_Task statement_: Beginning with the line that holds "OCR this image." and ending with the last line below, repeat each line exactly, leaving any pictures out.

_Material shown_:

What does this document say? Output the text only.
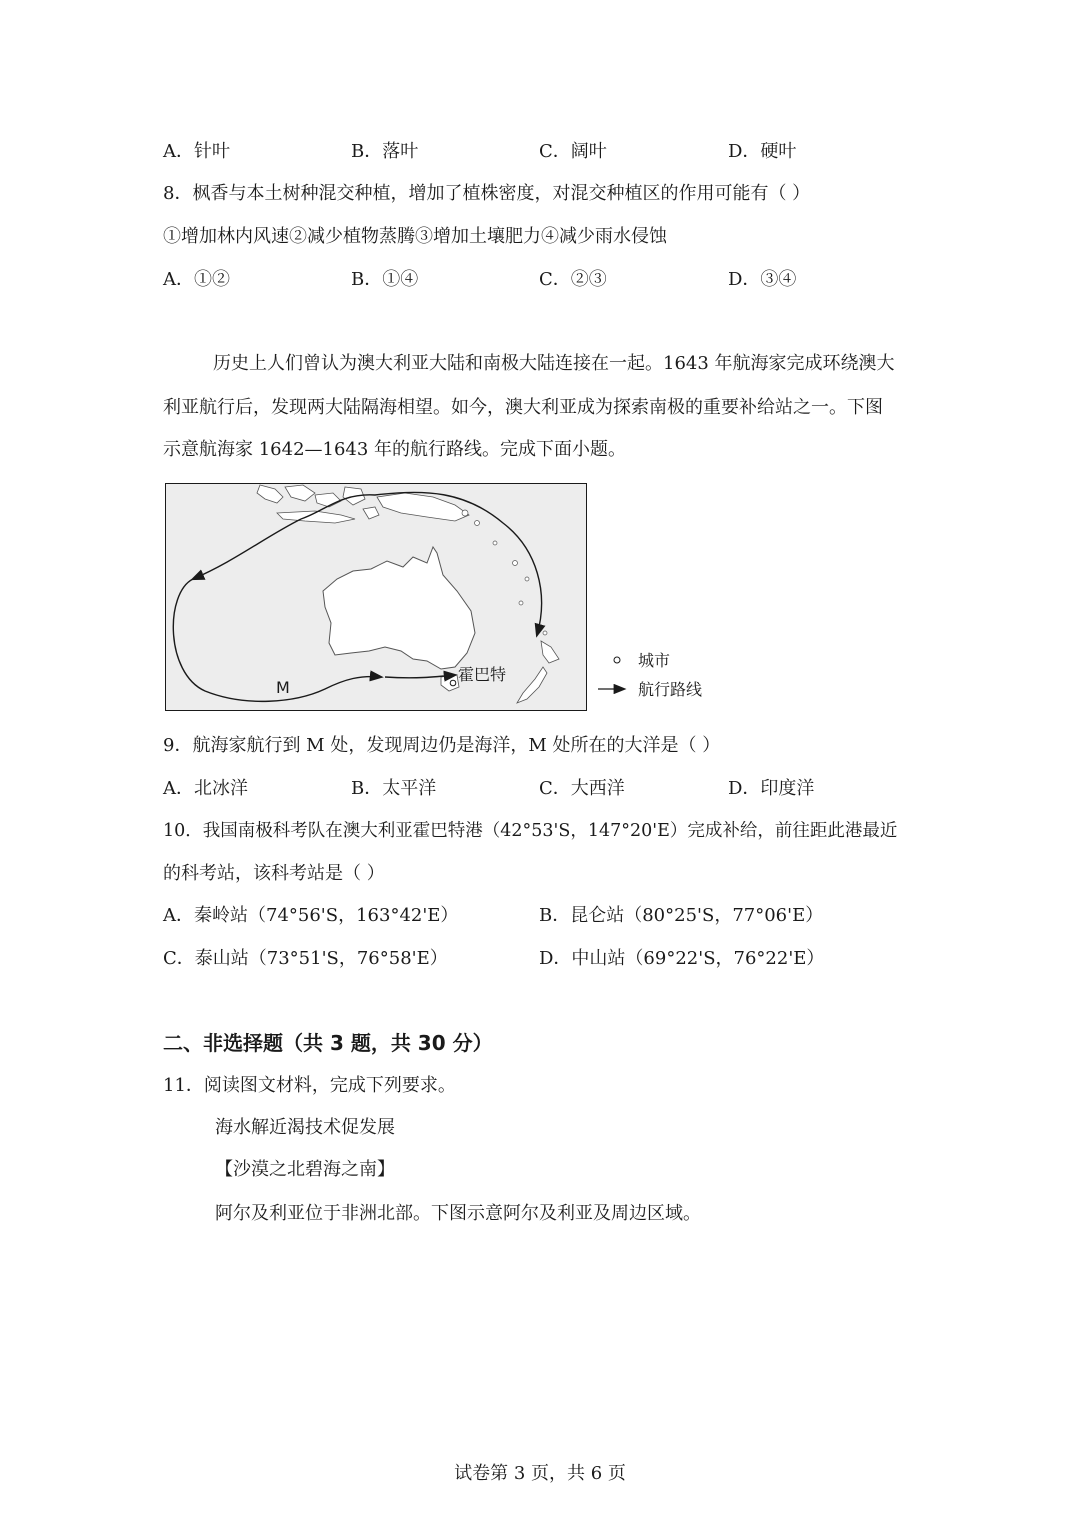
A．针叶	B．落叶	C．阔叶	D．硬叶
8．枫香与本土树种混交种植，增加了植株密度，对混交种植区的作用可能有（ ）
①增加林内风速②减少植物蒸腾③增加土壤肥力④减少雨水侵蚀
A．①②	B．①④	C．②③	D．③④
历史上人们曾认为澳大利亚大陆和南极大陆连接在一起。1643 年航海家完成环绕澳大
利亚航行后，发现两大陆隔海相望。如今，澳大利亚成为探索南极的重要补给站之一。下图
示意航海家 1642—1643 年的航行路线。完成下面小题。
霍巴特
M
城市
航行路线
9．航海家航行到 M 处，发现周边仍是海洋，M 处所在的大洋是（ ）
A．北冰洋	B．太平洋	C．大西洋	D．印度洋
10．我国南极科考队在澳大利亚霍巴特港（42°53'S，147°20'E）完成补给，前往距此港最近
的科考站，该科考站是（ ）
A．秦岭站（74°56'S，163°42'E）	B．昆仑站（80°25'S，77°06'E）
C．泰山站（73°51'S，76°58'E）	D．中山站（69°22'S，76°22'E）
二、非选择题（共 3 题，共 30 分）
11．阅读图文材料，完成下列要求。
海水解近渴技术促发展
【沙漠之北碧海之南】
阿尔及利亚位于非洲北部。下图示意阿尔及利亚及周边区域。
试卷第 3 页，共 6 页
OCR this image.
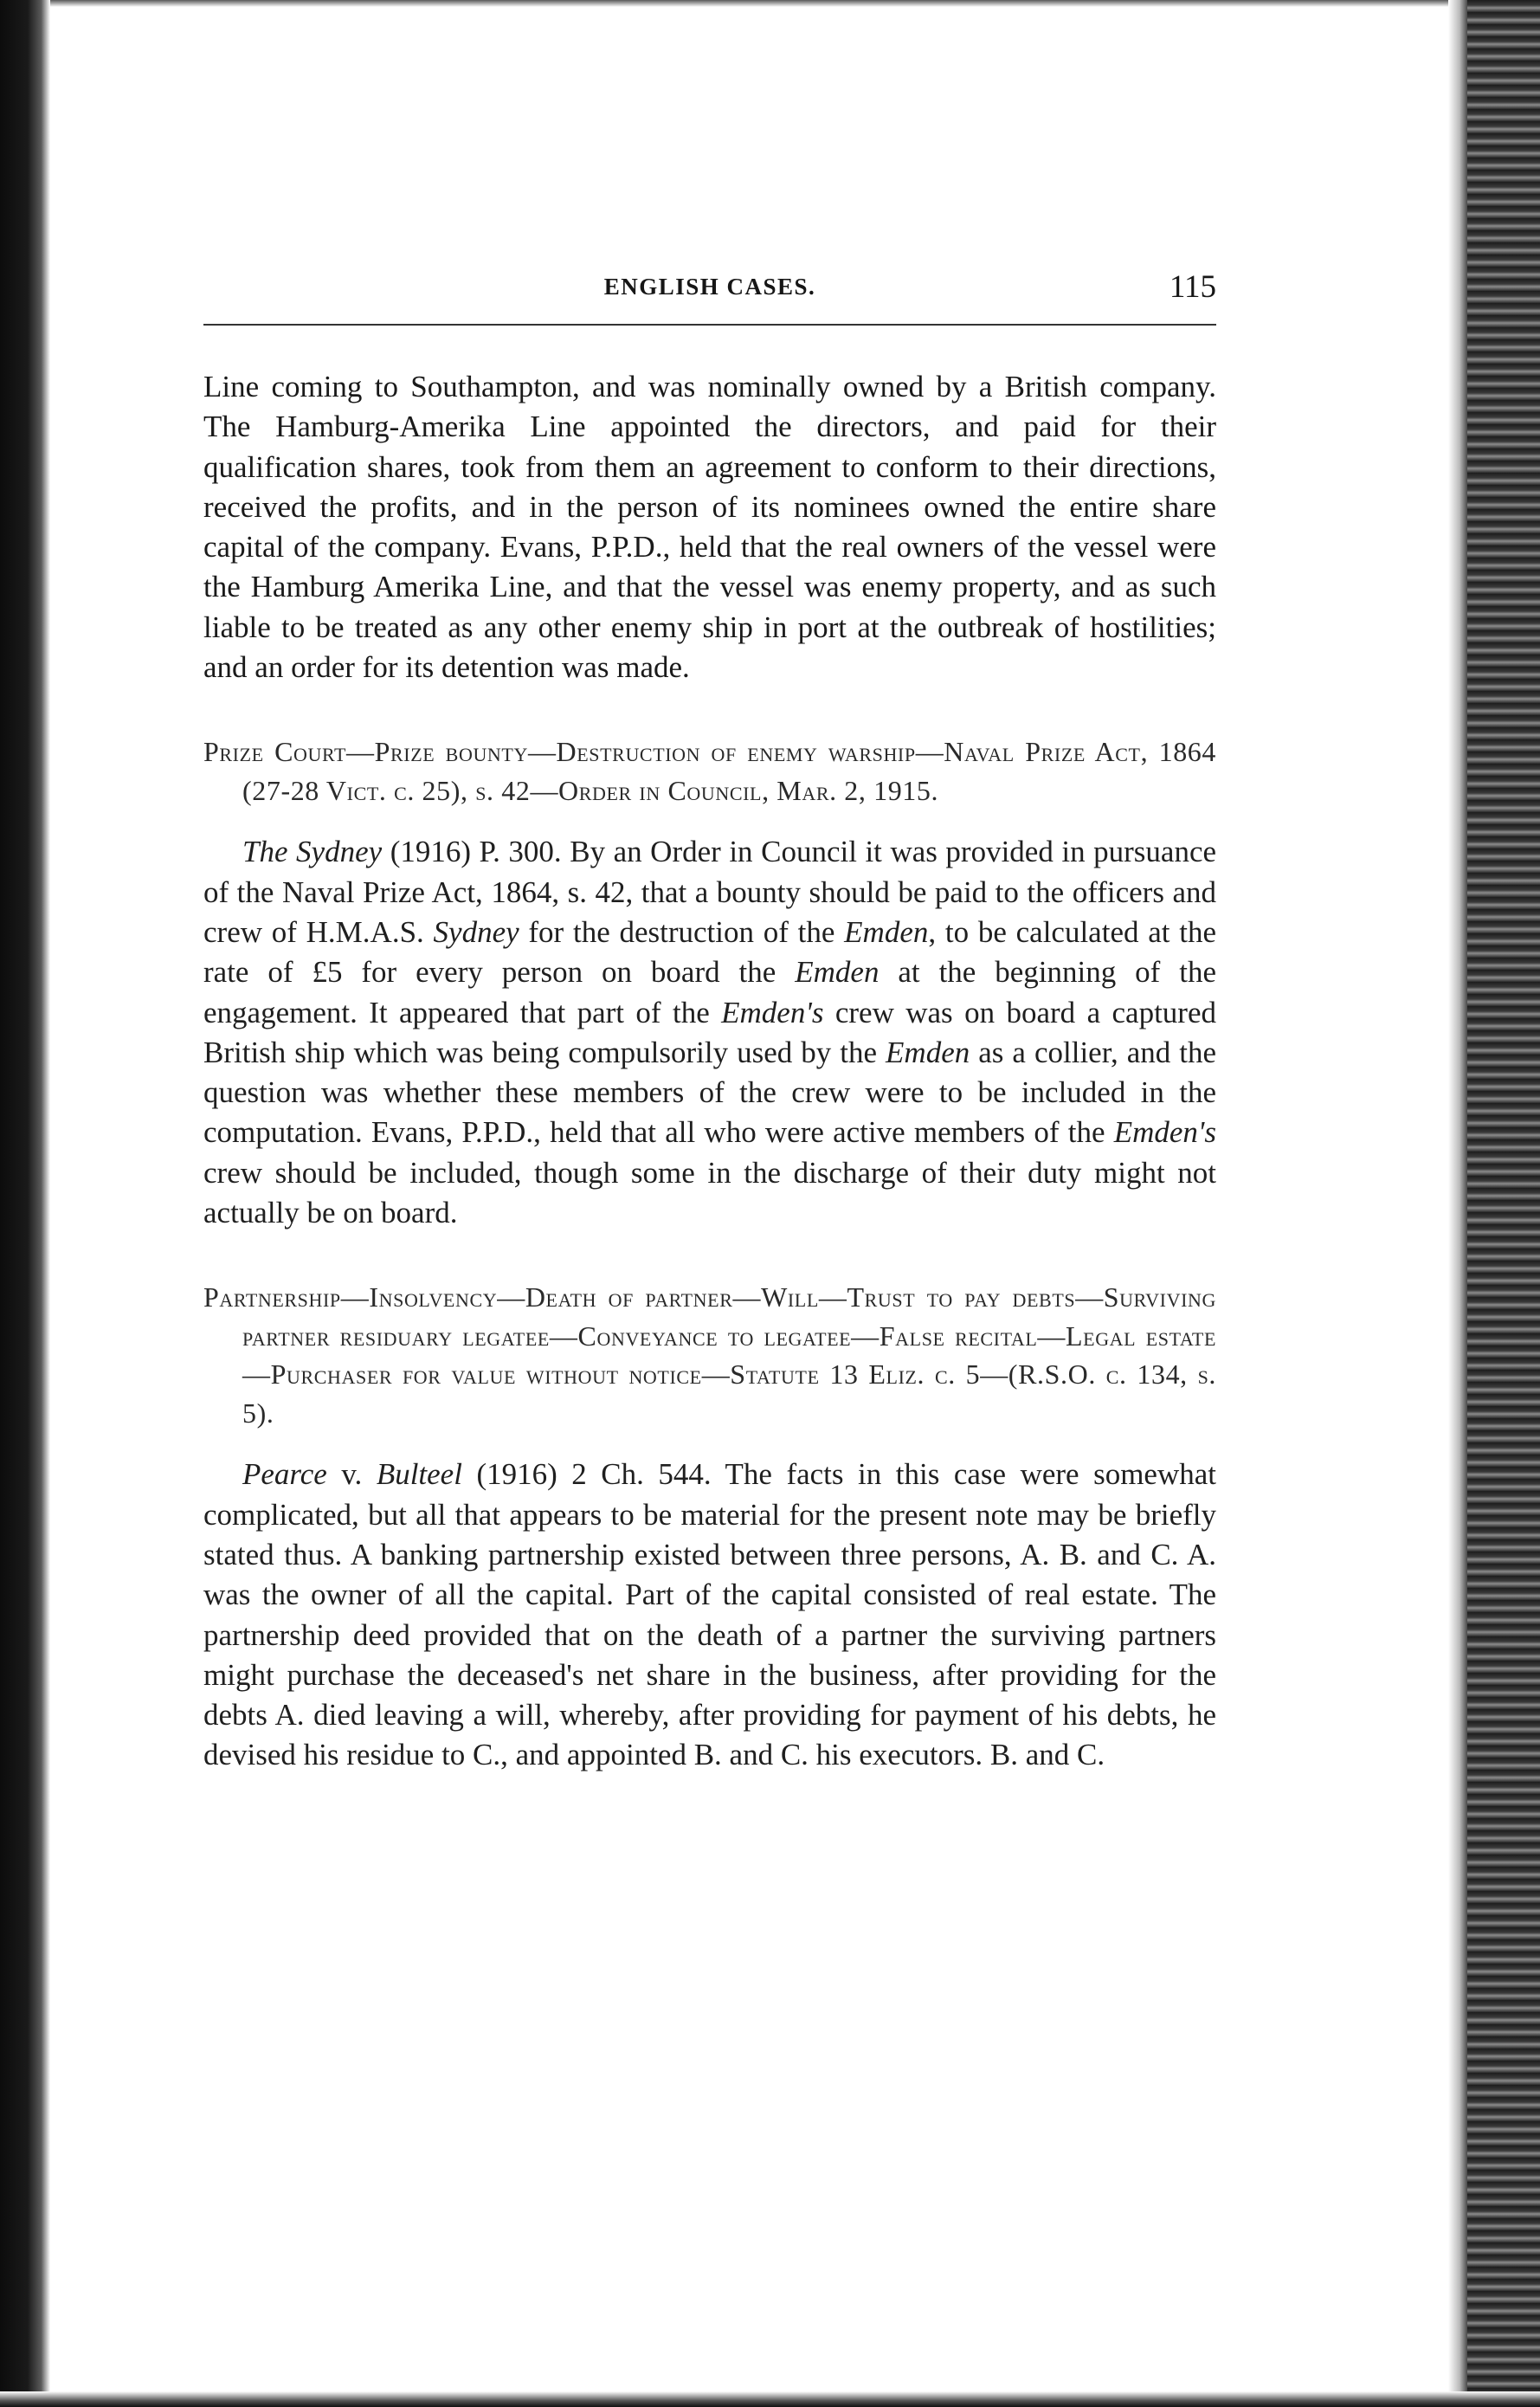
ENGLISH CASES.	115

Line coming to Southampton, and was nominally owned by a British company. The Hamburg-Amerika Line appointed the directors, and paid for their qualification shares, took from them an agreement to conform to their directions, received the profits, and in the person of its nominees owned the entire share capital of the company. Evans, P.P.D., held that the real owners of the vessel were the Hamburg Amerika Line, and that the vessel was enemy property, and as such liable to be treated as any other enemy ship in port at the outbreak of hostilities; and an order for its detention was made.

Prize Court—Prize bounty—Destruction of enemy warship—Naval Prize Act, 1864 (27-28 Vict. c. 25), s. 42—Order in Council, Mar. 2, 1915.

The Sydney (1916) P. 300. By an Order in Council it was provided in pursuance of the Naval Prize Act, 1864, s. 42, that a bounty should be paid to the officers and crew of H.M.A.S. Sydney for the destruction of the Emden, to be calculated at the rate of £5 for every person on board the Emden at the beginning of the engagement. It appeared that part of the Emden's crew was on board a captured British ship which was being compulsorily used by the Emden as a collier, and the question was whether these members of the crew were to be included in the computation. Evans, P.P.D., held that all who were active members of the Emden's crew should be included, though some in the discharge of their duty might not actually be on board.

Partnership—Insolvency—Death of partner—Will—Trust to pay debts—Surviving partner residuary legatee—Conveyance to legatee—False recital—Legal estate—Purchaser for value without notice—Statute 13 Eliz. c. 5—(R.S.O. c. 134, s. 5).

Pearce v. Bulteel (1916) 2 Ch. 544. The facts in this case were somewhat complicated, but all that appears to be material for the present note may be briefly stated thus. A banking partnership existed between three persons, A. B. and C. A. was the owner of all the capital. Part of the capital consisted of real estate. The partnership deed provided that on the death of a partner the surviving partners might purchase the deceased's net share in the business, after providing for the debts A. died leaving a will, whereby, after providing for payment of his debts, he devised his residue to C., and appointed B. and C. his executors. B. and C.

_The answer_:
OCR this image.
ENGLISH CASES.	115

Line coming to Southampton, and was nominally owned by a British company. The Hamburg-Amerika Line appointed the directors, and paid for their qualification shares, took from them an agreement to conform to their directions, received the profits, and in the person of its nominees owned the entire share capital of the company. Evans, P.P.D., held that the real owners of the vessel were the Hamburg Amerika Line, and that the vessel was enemy property, and as such liable to be treated as any other enemy ship in port at the outbreak of hostilities; and an order for its detention was made.

Prize Court—Prize bounty—Destruction of enemy warship—Naval Prize Act, 1864 (27-28 Vict. c. 25), s. 42—Order in Council, Mar. 2, 1915.

The Sydney (1916) P. 300. By an Order in Council it was provided in pursuance of the Naval Prize Act, 1864, s. 42, that a bounty should be paid to the officers and crew of H.M.A.S. Sydney for the destruction of the Emden, to be calculated at the rate of £5 for every person on board the Emden at the beginning of the engagement. It appeared that part of the Emden's crew was on board a captured British ship which was being compulsorily used by the Emden as a collier, and the question was whether these members of the crew were to be included in the computation. Evans, P.P.D., held that all who were active members of the Emden's crew should be included, though some in the discharge of their duty might not actually be on board.

Partnership—Insolvency—Death of partner—Will—Trust to pay debts—Surviving partner residuary legatee—Conveyance to legatee—False recital—Legal estate—Purchaser for value without notice—Statute 13 Eliz. c. 5—(R.S.O. c. 134, s. 5).

Pearce v. Bulteel (1916) 2 Ch. 544. The facts in this case were somewhat complicated, but all that appears to be material for the present note may be briefly stated thus. A banking partnership existed between three persons, A. B. and C. A. was the owner of all the capital. Part of the capital consisted of real estate. The partnership deed provided that on the death of a partner the surviving partners might purchase the deceased's net share in the business, after providing for the debts A. died leaving a will, whereby, after providing for payment of his debts, he devised his residue to C., and appointed B. and C. his executors. B. and C.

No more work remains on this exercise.